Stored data
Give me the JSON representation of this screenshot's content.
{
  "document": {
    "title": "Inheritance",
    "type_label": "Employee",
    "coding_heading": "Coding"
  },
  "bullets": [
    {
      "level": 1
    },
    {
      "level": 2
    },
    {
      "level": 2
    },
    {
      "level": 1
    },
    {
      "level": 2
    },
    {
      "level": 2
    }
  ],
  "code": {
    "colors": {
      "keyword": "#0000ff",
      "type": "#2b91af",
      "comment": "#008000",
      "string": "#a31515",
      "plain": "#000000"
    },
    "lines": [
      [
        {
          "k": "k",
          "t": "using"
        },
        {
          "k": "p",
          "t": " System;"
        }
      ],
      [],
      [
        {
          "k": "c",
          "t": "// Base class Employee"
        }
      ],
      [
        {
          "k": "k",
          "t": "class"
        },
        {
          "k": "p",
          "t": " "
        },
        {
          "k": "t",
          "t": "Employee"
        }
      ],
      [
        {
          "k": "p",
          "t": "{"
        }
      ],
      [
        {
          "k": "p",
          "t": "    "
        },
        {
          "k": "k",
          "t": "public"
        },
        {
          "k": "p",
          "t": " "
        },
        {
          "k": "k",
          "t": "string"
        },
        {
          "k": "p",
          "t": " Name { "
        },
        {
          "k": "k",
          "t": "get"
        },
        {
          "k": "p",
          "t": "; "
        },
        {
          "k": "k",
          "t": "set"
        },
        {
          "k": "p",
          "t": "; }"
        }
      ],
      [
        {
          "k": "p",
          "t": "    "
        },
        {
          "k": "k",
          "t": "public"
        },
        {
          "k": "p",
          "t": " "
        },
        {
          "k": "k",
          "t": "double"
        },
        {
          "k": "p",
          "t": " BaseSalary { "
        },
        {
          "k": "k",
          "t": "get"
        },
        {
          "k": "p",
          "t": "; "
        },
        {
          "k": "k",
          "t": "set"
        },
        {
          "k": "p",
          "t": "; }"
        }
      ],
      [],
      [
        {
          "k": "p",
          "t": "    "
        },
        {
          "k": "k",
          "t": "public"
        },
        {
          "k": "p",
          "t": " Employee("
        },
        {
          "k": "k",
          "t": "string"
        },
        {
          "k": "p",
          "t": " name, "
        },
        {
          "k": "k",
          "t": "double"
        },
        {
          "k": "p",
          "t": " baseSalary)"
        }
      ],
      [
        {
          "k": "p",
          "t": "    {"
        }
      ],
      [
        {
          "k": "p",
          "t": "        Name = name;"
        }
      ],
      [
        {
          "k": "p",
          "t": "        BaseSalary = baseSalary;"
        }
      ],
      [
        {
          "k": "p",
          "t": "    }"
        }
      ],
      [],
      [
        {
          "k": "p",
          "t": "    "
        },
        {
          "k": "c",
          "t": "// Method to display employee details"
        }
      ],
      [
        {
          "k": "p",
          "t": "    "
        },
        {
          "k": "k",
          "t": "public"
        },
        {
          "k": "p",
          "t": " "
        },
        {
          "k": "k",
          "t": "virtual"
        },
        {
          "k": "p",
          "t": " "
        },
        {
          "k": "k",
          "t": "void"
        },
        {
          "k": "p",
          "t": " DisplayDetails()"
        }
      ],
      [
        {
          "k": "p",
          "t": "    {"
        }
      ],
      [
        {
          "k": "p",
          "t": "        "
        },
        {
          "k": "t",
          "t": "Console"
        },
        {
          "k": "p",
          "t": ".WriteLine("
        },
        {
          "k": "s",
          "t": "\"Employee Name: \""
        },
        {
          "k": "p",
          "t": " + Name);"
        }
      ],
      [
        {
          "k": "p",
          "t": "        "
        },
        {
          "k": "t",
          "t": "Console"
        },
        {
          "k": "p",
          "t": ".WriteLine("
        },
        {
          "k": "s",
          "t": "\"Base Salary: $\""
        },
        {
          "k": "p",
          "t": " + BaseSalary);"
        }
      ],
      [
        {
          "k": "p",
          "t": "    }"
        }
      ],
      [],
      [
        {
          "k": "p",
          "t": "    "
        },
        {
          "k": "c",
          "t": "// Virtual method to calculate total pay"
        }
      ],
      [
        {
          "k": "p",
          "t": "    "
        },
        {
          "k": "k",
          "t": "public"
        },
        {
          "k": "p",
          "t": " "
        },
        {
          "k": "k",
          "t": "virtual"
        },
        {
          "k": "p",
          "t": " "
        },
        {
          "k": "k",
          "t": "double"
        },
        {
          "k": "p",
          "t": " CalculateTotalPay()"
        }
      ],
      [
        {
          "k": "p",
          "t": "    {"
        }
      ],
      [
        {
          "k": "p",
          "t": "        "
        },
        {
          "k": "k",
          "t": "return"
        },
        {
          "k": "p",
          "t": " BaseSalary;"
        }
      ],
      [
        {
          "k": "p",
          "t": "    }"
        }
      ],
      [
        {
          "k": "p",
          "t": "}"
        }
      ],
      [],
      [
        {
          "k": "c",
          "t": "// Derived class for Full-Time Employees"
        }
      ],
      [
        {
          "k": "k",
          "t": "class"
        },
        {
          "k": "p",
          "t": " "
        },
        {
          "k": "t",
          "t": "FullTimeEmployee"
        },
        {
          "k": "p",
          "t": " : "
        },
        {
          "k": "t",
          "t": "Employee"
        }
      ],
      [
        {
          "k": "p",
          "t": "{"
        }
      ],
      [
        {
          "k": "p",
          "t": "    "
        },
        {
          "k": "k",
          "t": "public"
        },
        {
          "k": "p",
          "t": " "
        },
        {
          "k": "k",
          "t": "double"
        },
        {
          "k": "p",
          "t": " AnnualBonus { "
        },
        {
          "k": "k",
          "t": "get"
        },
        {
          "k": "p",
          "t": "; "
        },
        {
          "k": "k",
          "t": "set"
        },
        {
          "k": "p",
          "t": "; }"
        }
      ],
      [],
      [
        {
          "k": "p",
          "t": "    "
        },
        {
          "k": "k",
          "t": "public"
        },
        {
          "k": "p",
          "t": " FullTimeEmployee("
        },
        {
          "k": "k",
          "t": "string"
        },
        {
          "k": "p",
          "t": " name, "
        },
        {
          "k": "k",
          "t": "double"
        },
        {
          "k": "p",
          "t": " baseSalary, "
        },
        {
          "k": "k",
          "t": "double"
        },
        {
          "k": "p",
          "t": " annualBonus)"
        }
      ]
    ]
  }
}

==

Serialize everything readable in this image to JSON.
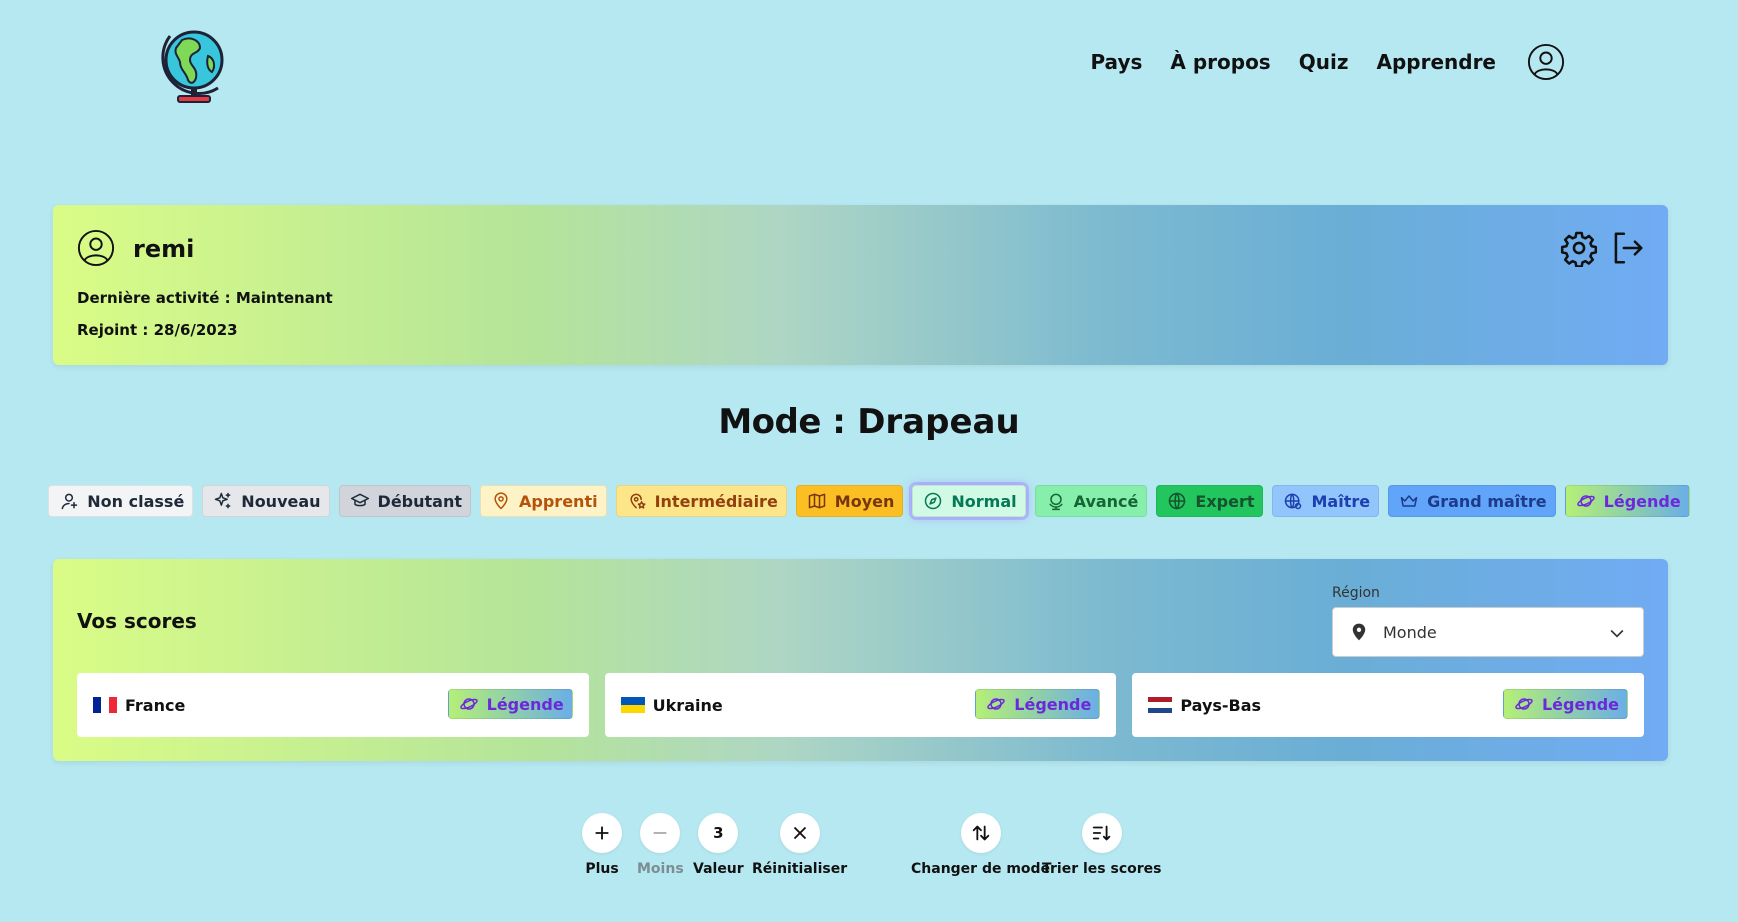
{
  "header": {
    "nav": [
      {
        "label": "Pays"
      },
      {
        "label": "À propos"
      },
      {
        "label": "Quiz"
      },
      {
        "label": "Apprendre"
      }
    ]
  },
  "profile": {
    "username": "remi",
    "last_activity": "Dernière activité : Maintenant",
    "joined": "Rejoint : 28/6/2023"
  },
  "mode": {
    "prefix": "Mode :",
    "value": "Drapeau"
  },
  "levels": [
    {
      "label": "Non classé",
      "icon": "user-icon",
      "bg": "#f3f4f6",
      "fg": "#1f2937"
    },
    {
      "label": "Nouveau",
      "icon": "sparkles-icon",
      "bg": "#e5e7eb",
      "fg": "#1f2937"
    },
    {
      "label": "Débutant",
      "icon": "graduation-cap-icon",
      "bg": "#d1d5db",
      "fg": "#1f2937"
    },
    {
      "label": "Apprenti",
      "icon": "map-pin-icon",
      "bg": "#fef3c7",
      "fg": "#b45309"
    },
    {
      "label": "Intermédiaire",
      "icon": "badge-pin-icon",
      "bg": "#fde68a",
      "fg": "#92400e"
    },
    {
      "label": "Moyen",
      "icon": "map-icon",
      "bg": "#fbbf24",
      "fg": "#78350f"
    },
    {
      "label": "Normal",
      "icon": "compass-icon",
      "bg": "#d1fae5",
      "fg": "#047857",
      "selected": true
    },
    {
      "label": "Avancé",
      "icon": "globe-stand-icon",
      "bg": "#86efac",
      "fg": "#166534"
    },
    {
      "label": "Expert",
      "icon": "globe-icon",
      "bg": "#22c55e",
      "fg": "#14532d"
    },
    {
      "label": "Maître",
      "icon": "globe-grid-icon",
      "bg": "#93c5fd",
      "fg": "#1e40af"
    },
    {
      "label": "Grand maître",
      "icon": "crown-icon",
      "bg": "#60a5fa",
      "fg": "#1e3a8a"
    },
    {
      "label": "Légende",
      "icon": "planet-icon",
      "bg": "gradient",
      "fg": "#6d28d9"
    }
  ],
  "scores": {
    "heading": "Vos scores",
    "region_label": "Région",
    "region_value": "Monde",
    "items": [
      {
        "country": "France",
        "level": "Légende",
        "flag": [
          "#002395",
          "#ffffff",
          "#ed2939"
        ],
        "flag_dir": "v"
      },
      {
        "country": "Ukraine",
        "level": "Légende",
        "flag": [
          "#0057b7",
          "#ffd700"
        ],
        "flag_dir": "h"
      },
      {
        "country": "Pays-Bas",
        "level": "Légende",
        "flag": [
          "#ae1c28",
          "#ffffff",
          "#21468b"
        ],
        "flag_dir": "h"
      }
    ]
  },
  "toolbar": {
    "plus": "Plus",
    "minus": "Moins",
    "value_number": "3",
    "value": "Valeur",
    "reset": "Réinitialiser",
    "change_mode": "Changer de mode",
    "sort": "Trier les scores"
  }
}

==

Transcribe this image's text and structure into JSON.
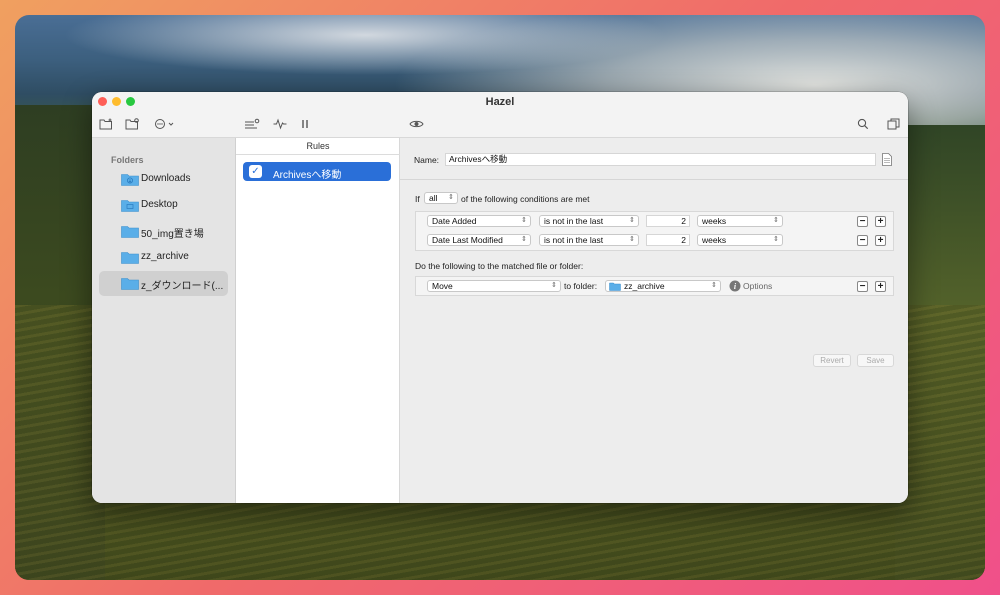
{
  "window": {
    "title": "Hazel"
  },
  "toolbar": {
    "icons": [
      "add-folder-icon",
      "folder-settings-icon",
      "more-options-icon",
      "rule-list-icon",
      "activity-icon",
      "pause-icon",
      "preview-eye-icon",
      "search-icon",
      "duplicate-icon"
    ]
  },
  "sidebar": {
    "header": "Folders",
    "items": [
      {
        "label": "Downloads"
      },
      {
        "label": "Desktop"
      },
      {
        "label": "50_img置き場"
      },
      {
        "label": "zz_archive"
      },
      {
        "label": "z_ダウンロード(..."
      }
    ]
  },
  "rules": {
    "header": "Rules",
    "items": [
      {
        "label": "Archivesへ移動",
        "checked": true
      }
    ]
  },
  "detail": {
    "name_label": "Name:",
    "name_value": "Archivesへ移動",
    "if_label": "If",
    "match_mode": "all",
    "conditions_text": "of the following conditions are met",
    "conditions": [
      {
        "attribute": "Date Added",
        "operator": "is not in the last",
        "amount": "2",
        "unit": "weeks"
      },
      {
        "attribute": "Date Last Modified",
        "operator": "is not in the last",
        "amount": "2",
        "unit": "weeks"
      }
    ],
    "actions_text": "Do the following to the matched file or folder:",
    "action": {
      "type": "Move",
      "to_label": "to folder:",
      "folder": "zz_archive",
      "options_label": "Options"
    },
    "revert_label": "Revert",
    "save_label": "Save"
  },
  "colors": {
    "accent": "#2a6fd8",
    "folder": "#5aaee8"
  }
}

### Do this
State how many lines above contain the string "globe", with no other words.

### Answer to the exercise
3